- EXERCISE OBJECTIVE
Collect all lines from the listing that include the string "username".

- RAW RECORDS
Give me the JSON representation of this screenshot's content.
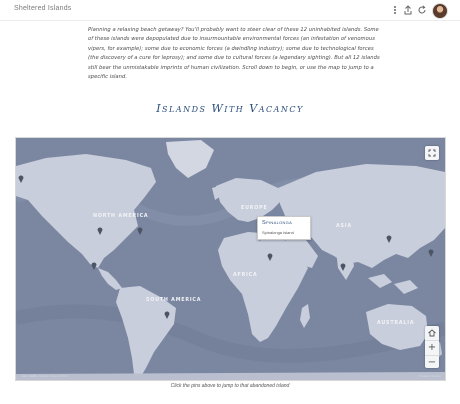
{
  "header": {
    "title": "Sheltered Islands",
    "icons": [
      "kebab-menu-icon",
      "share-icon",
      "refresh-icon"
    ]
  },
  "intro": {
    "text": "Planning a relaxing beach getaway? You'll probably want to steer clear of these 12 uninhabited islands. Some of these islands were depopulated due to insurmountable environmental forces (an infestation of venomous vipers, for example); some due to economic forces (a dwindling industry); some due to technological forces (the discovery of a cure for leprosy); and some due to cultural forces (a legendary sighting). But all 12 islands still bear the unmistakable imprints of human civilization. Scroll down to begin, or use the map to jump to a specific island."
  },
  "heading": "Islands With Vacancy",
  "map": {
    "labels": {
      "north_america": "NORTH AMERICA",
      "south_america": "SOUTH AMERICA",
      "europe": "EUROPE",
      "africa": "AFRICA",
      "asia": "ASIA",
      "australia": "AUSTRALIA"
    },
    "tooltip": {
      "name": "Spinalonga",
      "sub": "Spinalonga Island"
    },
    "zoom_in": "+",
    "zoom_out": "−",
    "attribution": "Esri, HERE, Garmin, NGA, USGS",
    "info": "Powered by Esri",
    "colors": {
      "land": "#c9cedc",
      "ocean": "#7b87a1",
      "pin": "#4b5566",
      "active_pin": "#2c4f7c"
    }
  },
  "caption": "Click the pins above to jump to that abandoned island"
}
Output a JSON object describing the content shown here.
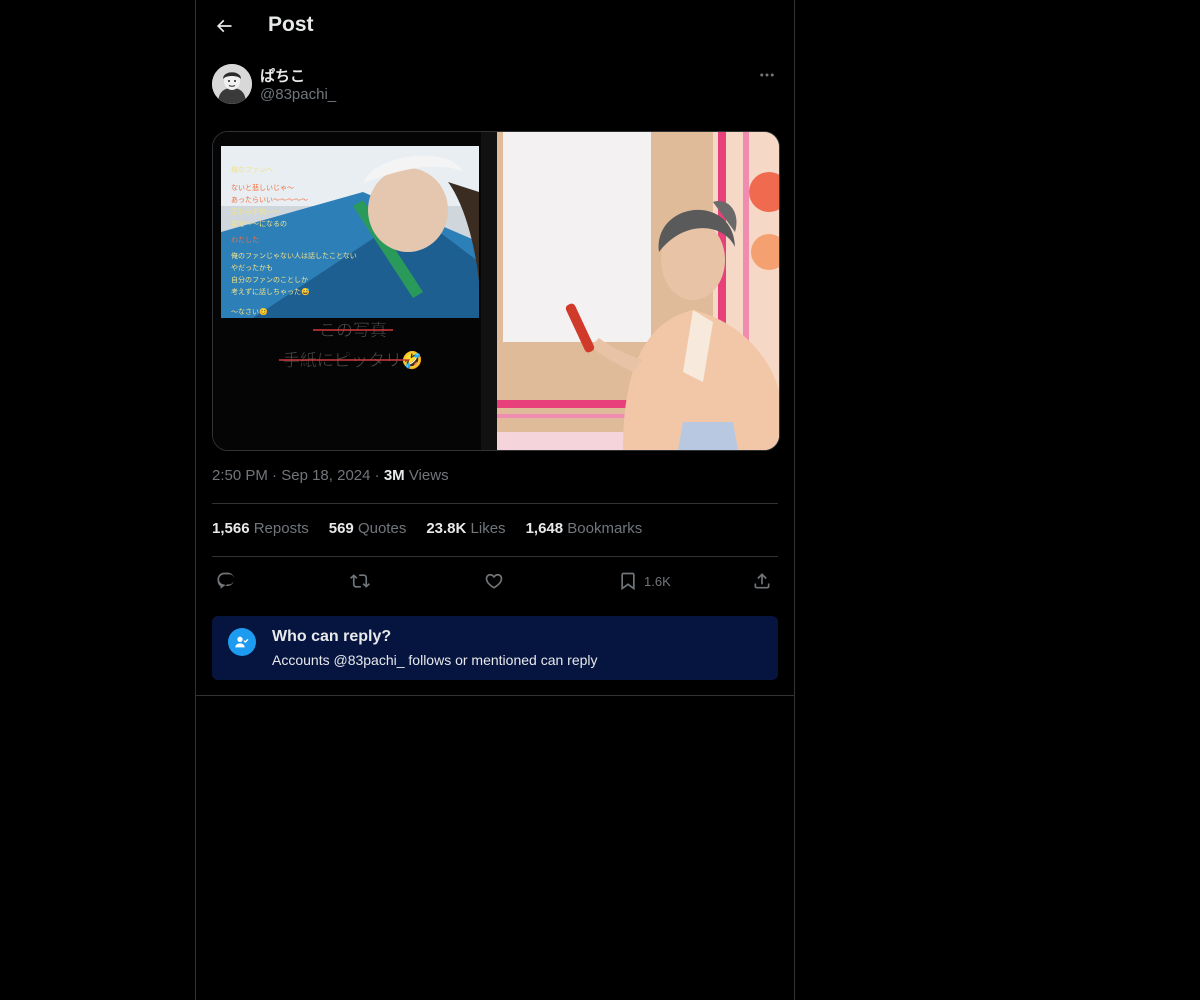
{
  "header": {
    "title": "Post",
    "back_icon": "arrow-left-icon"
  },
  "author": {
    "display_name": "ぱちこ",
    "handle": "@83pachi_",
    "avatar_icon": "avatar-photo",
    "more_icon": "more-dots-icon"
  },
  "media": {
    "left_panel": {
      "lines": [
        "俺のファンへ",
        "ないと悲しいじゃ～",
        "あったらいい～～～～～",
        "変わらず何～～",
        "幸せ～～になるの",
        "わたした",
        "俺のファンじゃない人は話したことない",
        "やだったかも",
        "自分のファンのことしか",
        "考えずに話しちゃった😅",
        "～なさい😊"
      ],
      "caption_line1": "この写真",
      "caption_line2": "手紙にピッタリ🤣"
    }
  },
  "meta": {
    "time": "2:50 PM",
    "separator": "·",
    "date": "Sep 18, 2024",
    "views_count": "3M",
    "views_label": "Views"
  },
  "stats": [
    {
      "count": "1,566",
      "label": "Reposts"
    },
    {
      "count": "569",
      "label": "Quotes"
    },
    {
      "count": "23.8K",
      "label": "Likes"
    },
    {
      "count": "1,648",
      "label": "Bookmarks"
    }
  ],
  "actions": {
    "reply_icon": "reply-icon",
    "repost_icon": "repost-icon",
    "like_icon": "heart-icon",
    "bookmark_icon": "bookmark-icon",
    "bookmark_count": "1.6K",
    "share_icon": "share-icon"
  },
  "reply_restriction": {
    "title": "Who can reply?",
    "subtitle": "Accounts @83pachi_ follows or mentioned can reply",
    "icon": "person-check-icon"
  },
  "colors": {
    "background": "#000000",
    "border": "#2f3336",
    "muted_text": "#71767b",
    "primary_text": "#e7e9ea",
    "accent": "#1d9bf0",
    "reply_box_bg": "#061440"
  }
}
==
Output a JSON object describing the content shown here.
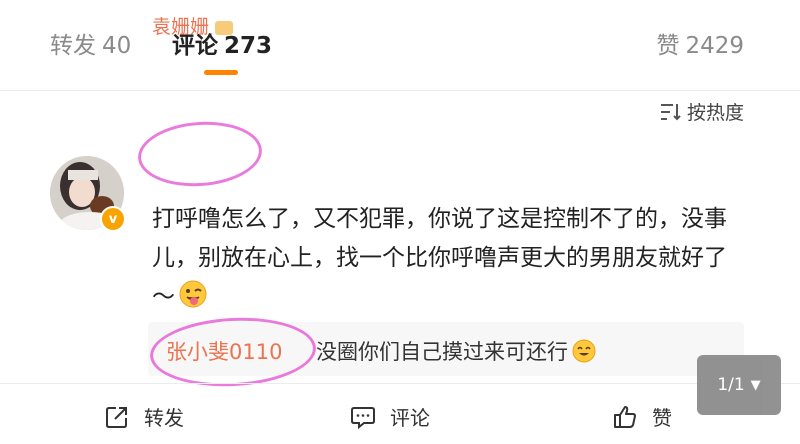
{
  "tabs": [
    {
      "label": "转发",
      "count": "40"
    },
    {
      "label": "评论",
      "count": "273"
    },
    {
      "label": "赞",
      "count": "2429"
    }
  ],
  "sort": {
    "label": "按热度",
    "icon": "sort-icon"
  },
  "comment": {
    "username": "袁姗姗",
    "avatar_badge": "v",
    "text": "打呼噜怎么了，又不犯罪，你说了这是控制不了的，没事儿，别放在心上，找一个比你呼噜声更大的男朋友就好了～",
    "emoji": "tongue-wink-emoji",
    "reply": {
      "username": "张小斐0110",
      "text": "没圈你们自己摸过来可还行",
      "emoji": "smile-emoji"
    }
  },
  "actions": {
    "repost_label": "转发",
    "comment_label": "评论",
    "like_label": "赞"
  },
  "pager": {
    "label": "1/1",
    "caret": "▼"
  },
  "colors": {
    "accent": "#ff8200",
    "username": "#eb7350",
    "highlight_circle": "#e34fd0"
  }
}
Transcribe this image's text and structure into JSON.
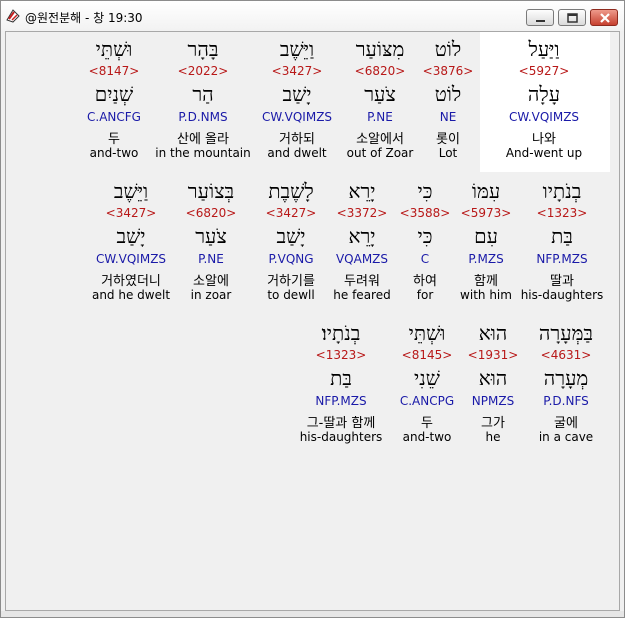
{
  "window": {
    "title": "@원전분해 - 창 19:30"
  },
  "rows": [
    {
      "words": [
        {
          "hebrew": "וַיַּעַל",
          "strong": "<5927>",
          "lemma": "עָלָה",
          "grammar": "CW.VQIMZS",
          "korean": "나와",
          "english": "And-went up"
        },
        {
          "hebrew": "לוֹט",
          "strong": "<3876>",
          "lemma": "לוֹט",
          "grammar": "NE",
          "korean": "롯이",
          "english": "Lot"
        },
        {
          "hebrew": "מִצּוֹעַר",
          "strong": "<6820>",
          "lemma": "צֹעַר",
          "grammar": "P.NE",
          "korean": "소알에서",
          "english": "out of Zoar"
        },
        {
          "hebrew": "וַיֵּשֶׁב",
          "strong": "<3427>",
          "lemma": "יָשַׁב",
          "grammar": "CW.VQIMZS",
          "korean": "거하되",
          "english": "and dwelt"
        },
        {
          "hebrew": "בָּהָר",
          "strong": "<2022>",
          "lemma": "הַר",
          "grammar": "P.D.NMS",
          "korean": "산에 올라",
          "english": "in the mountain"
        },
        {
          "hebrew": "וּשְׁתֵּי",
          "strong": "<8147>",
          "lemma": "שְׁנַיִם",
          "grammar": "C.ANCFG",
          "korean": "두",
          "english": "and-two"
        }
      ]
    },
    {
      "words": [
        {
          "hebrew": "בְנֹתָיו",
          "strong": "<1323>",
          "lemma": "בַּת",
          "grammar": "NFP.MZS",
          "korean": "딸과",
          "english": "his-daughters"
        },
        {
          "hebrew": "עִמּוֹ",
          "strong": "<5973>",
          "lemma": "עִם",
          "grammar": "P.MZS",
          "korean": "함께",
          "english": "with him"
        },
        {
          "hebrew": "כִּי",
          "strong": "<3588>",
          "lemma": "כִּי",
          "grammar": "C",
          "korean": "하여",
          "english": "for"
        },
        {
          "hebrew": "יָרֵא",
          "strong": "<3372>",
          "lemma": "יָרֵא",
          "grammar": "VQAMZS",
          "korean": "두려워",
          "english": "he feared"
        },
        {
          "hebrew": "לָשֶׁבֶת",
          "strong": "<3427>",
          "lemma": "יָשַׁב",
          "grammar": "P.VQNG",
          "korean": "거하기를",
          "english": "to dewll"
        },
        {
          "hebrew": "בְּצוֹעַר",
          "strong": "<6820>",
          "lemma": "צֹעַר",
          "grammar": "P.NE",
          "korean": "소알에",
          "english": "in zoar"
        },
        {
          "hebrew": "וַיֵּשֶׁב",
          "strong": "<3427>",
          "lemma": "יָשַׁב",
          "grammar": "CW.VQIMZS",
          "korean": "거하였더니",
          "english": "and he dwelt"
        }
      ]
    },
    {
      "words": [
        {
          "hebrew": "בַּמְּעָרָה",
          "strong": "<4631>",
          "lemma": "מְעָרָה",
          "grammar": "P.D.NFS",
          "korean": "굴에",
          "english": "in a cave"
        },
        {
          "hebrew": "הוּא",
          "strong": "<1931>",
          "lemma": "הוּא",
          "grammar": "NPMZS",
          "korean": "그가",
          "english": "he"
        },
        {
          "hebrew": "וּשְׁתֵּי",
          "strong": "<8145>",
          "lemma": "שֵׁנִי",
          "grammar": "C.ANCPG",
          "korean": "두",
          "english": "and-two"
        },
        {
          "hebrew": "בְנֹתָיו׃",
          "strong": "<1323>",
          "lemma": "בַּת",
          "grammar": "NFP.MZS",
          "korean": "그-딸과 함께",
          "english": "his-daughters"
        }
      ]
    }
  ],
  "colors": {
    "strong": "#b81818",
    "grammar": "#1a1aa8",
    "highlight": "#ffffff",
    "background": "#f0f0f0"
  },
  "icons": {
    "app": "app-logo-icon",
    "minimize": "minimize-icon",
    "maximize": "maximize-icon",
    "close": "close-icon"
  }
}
==
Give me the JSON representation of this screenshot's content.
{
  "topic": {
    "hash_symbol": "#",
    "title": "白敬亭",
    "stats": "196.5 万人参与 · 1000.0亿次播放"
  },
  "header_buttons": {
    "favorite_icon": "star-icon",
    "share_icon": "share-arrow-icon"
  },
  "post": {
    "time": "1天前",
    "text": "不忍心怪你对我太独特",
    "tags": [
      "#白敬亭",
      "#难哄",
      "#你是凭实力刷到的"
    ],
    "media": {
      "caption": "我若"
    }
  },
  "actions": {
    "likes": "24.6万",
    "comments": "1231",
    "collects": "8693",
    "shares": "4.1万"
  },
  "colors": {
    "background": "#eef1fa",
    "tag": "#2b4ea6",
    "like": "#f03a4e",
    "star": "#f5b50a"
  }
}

- OUTPUT OF THE TASK
    "username": "袁姗姗",
      "username": "张小斐0110",
    "username": "#eb7350",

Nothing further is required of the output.